- [What to produce] Return each line of the records with nothing changed, pictures excepted.

[Stored data]
* begin *
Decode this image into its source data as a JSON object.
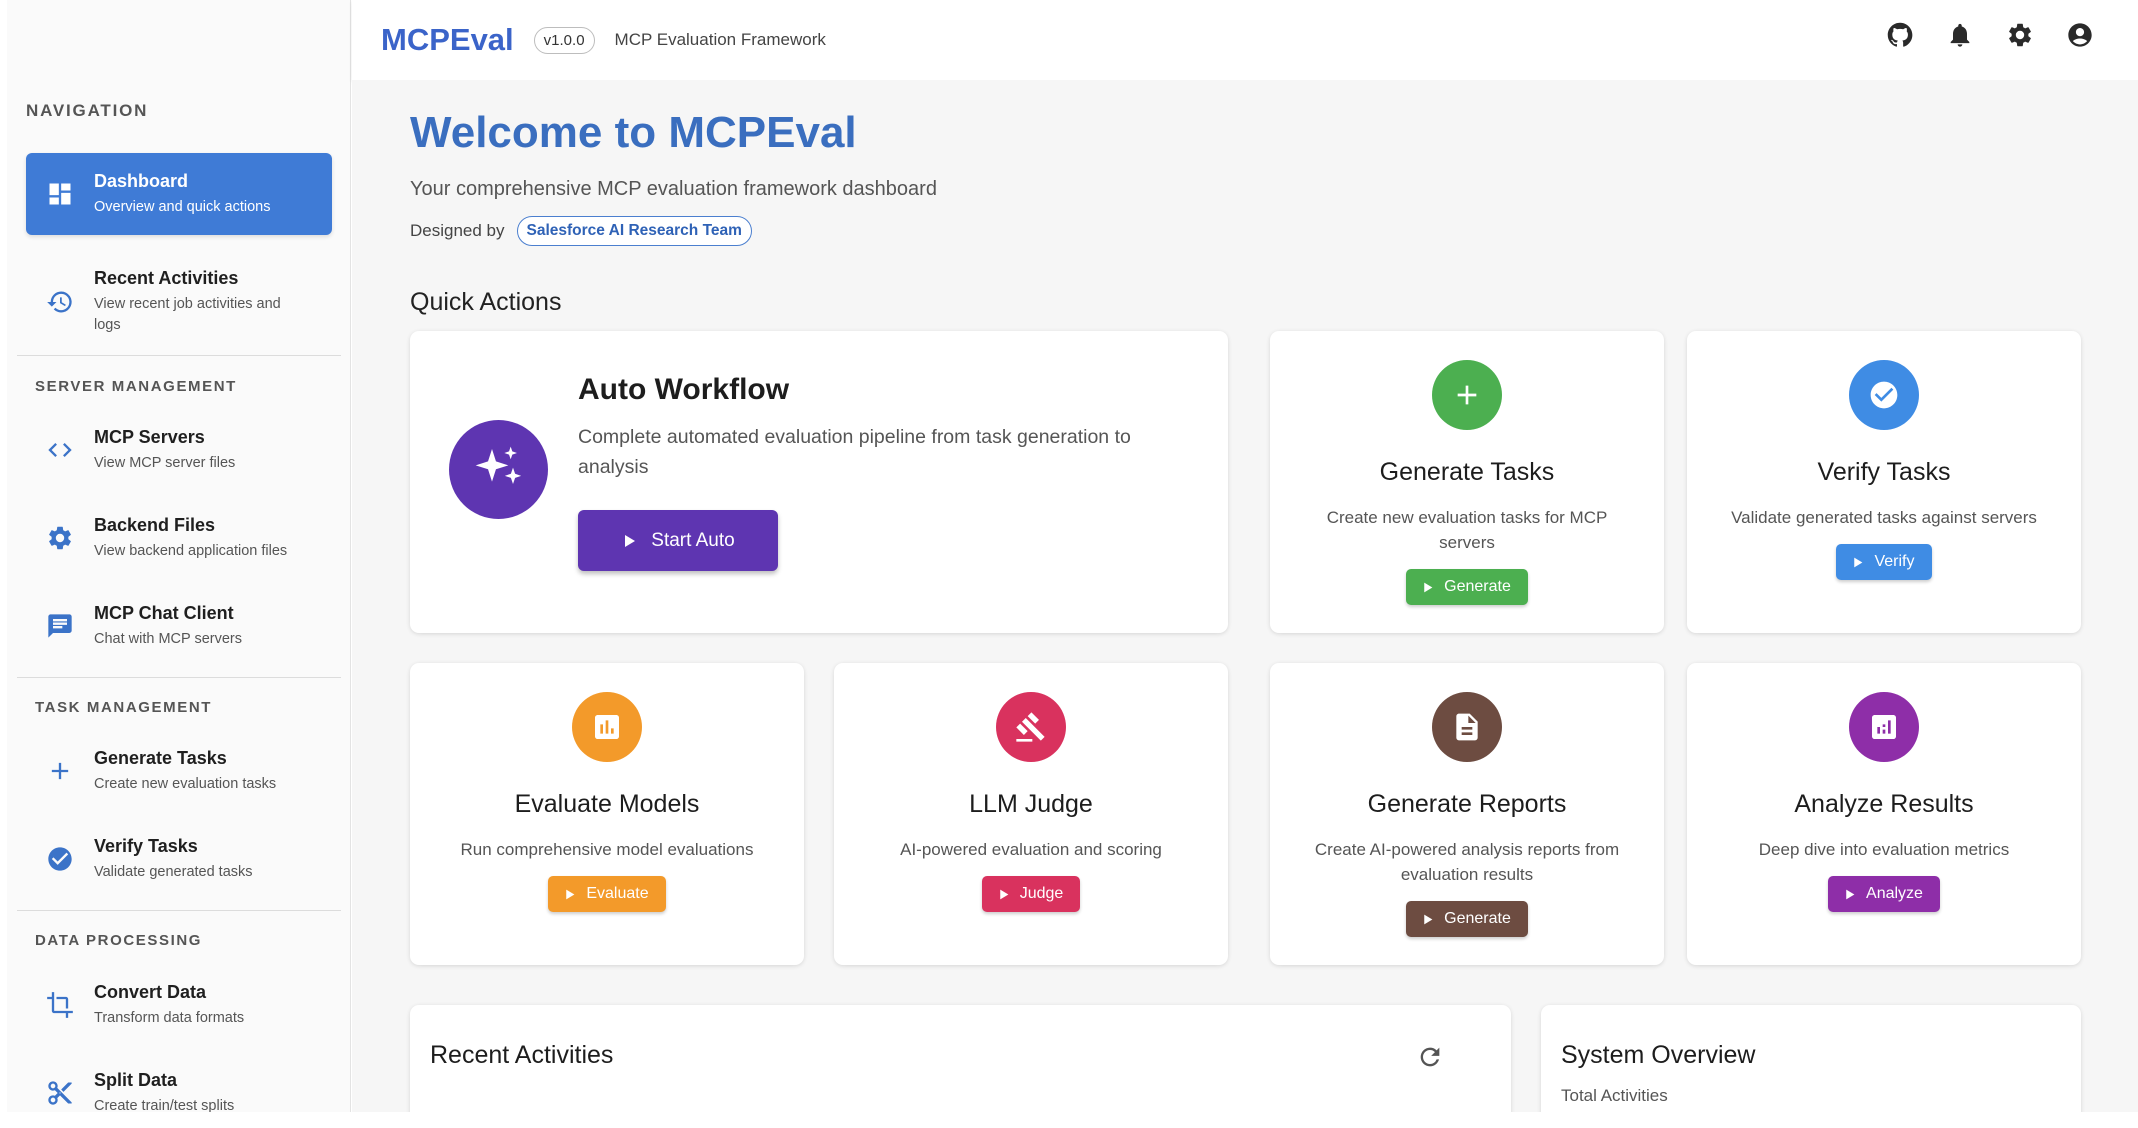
{
  "header": {
    "brand": "MCPEval",
    "version": "v1.0.0",
    "subtitle": "MCP Evaluation Framework",
    "icons": [
      "github-icon",
      "notifications-icon",
      "settings-icon",
      "account-icon"
    ]
  },
  "sidebar": {
    "heading": "NAVIGATION",
    "sections": {
      "server": "SERVER MANAGEMENT",
      "task": "TASK MANAGEMENT",
      "data": "DATA PROCESSING"
    },
    "items": [
      {
        "label": "Dashboard",
        "sub": "Overview and quick actions",
        "icon": "dashboard-icon"
      },
      {
        "label": "Recent Activities",
        "sub": "View recent job activities and logs",
        "icon": "history-icon"
      },
      {
        "label": "MCP Servers",
        "sub": "View MCP server files",
        "icon": "code-icon"
      },
      {
        "label": "Backend Files",
        "sub": "View backend application files",
        "icon": "gear-icon"
      },
      {
        "label": "MCP Chat Client",
        "sub": "Chat with MCP servers",
        "icon": "chat-icon"
      },
      {
        "label": "Generate Tasks",
        "sub": "Create new evaluation tasks",
        "icon": "plus-icon"
      },
      {
        "label": "Verify Tasks",
        "sub": "Validate generated tasks",
        "icon": "check-circle-icon"
      },
      {
        "label": "Convert Data",
        "sub": "Transform data formats",
        "icon": "crop-icon"
      },
      {
        "label": "Split Data",
        "sub": "Create train/test splits",
        "icon": "scissors-icon"
      }
    ]
  },
  "main": {
    "welcome": "Welcome to MCPEval",
    "subtitle": "Your comprehensive MCP evaluation framework dashboard",
    "designed_by": "Designed by",
    "team": "Salesforce AI Research Team",
    "quick_actions_title": "Quick Actions",
    "auto_workflow": {
      "title": "Auto Workflow",
      "desc": "Complete automated evaluation pipeline from task generation to analysis",
      "button": "Start Auto",
      "color": "#5e35b1"
    },
    "cards": [
      {
        "title": "Generate Tasks",
        "desc": "Create new evaluation tasks for MCP servers",
        "button": "Generate",
        "color": "#4caf50",
        "icon": "plus-icon"
      },
      {
        "title": "Verify Tasks",
        "desc": "Validate generated tasks against servers",
        "button": "Verify",
        "color": "#3f8ce4",
        "icon": "check-circle-icon"
      },
      {
        "title": "Evaluate Models",
        "desc": "Run comprehensive model evaluations",
        "button": "Evaluate",
        "color": "#f39a2a",
        "icon": "bar-chart-icon"
      },
      {
        "title": "LLM Judge",
        "desc": "AI-powered evaluation and scoring",
        "button": "Judge",
        "color": "#d9325e",
        "icon": "gavel-icon"
      },
      {
        "title": "Generate Reports",
        "desc": "Create AI-powered analysis reports from evaluation results",
        "button": "Generate",
        "color": "#6d4c41",
        "icon": "document-icon"
      },
      {
        "title": "Analyze Results",
        "desc": "Deep dive into evaluation metrics",
        "button": "Analyze",
        "color": "#8e2ea8",
        "icon": "analytics-icon"
      }
    ],
    "recent_activities": {
      "title": "Recent Activities"
    },
    "system_overview": {
      "title": "System Overview",
      "label": "Total Activities"
    }
  }
}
* end *
- [Written response]
Decode this image into its source data as a JSON object.
{
  "header": {
    "brand": "MCPEval",
    "version": "v1.0.0",
    "subtitle": "MCP Evaluation Framework",
    "icons": [
      "github-icon",
      "notifications-icon",
      "settings-icon",
      "account-icon"
    ]
  },
  "sidebar": {
    "heading": "NAVIGATION",
    "sections": {
      "server": "SERVER MANAGEMENT",
      "task": "TASK MANAGEMENT",
      "data": "DATA PROCESSING"
    },
    "items": [
      {
        "label": "Dashboard",
        "sub": "Overview and quick actions",
        "icon": "dashboard-icon"
      },
      {
        "label": "Recent Activities",
        "sub": "View recent job activities and logs",
        "icon": "history-icon"
      },
      {
        "label": "MCP Servers",
        "sub": "View MCP server files",
        "icon": "code-icon"
      },
      {
        "label": "Backend Files",
        "sub": "View backend application files",
        "icon": "gear-icon"
      },
      {
        "label": "MCP Chat Client",
        "sub": "Chat with MCP servers",
        "icon": "chat-icon"
      },
      {
        "label": "Generate Tasks",
        "sub": "Create new evaluation tasks",
        "icon": "plus-icon"
      },
      {
        "label": "Verify Tasks",
        "sub": "Validate generated tasks",
        "icon": "check-circle-icon"
      },
      {
        "label": "Convert Data",
        "sub": "Transform data formats",
        "icon": "crop-icon"
      },
      {
        "label": "Split Data",
        "sub": "Create train/test splits",
        "icon": "scissors-icon"
      }
    ]
  },
  "main": {
    "welcome": "Welcome to MCPEval",
    "subtitle": "Your comprehensive MCP evaluation framework dashboard",
    "designed_by": "Designed by",
    "team": "Salesforce AI Research Team",
    "quick_actions_title": "Quick Actions",
    "auto_workflow": {
      "title": "Auto Workflow",
      "desc": "Complete automated evaluation pipeline from task generation to analysis",
      "button": "Start Auto",
      "color": "#5e35b1"
    },
    "cards": [
      {
        "title": "Generate Tasks",
        "desc": "Create new evaluation tasks for MCP servers",
        "button": "Generate",
        "color": "#4caf50",
        "icon": "plus-icon"
      },
      {
        "title": "Verify Tasks",
        "desc": "Validate generated tasks against servers",
        "button": "Verify",
        "color": "#3f8ce4",
        "icon": "check-circle-icon"
      },
      {
        "title": "Evaluate Models",
        "desc": "Run comprehensive model evaluations",
        "button": "Evaluate",
        "color": "#f39a2a",
        "icon": "bar-chart-icon"
      },
      {
        "title": "LLM Judge",
        "desc": "AI-powered evaluation and scoring",
        "button": "Judge",
        "color": "#d9325e",
        "icon": "gavel-icon"
      },
      {
        "title": "Generate Reports",
        "desc": "Create AI-powered analysis reports from evaluation results",
        "button": "Generate",
        "color": "#6d4c41",
        "icon": "document-icon"
      },
      {
        "title": "Analyze Results",
        "desc": "Deep dive into evaluation metrics",
        "button": "Analyze",
        "color": "#8e2ea8",
        "icon": "analytics-icon"
      }
    ],
    "recent_activities": {
      "title": "Recent Activities"
    },
    "system_overview": {
      "title": "System Overview",
      "label": "Total Activities"
    }
  }
}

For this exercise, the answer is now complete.